● **Data to use**
------------------------------

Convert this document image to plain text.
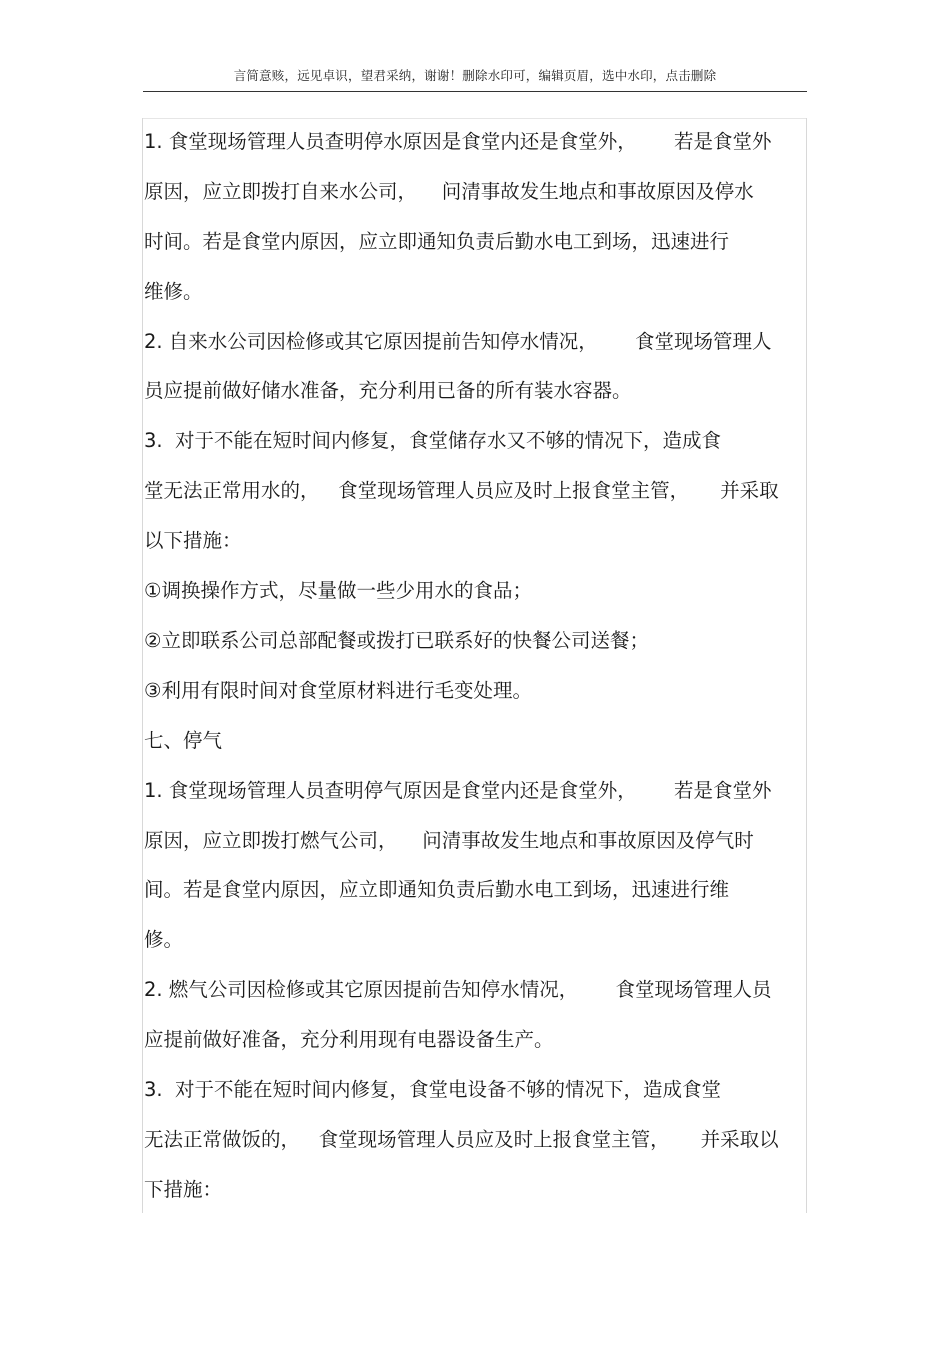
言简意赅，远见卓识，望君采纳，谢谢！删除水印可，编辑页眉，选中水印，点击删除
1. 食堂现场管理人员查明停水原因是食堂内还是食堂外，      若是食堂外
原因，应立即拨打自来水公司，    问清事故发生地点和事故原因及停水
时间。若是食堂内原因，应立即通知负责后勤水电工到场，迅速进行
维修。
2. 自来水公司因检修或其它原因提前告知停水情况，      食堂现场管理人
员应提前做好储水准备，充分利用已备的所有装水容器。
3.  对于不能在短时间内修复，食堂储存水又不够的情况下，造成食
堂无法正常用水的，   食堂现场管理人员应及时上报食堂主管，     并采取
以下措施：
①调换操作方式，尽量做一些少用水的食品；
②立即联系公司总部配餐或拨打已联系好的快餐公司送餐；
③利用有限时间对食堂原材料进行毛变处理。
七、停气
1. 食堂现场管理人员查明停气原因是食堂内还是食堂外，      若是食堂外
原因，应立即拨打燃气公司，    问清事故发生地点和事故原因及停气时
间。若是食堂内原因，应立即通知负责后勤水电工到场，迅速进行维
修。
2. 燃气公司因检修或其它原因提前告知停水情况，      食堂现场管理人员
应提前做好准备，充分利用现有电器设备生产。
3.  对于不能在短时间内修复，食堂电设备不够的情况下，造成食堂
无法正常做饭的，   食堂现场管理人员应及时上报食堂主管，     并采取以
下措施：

------------------------------

● **Task**
The listing above must be printed again exactly, minus its pictures.

● **Result of this exercise**
Convert this document image to plain text.
言简意赅，远见卓识，望君采纳，谢谢！删除水印可，编辑页眉，选中水印，点击删除
1. 食堂现场管理人员查明停水原因是食堂内还是食堂外，      若是食堂外
原因，应立即拨打自来水公司，    问清事故发生地点和事故原因及停水
时间。若是食堂内原因，应立即通知负责后勤水电工到场，迅速进行
维修。
2. 自来水公司因检修或其它原因提前告知停水情况，      食堂现场管理人
员应提前做好储水准备，充分利用已备的所有装水容器。
3.  对于不能在短时间内修复，食堂储存水又不够的情况下，造成食
堂无法正常用水的，   食堂现场管理人员应及时上报食堂主管，     并采取
以下措施：
①调换操作方式，尽量做一些少用水的食品；
②立即联系公司总部配餐或拨打已联系好的快餐公司送餐；
③利用有限时间对食堂原材料进行毛变处理。
七、停气
1. 食堂现场管理人员查明停气原因是食堂内还是食堂外，      若是食堂外
原因，应立即拨打燃气公司，    问清事故发生地点和事故原因及停气时
间。若是食堂内原因，应立即通知负责后勤水电工到场，迅速进行维
修。
2. 燃气公司因检修或其它原因提前告知停水情况，      食堂现场管理人员
应提前做好准备，充分利用现有电器设备生产。
3.  对于不能在短时间内修复，食堂电设备不够的情况下，造成食堂
无法正常做饭的，   食堂现场管理人员应及时上报食堂主管，     并采取以
下措施：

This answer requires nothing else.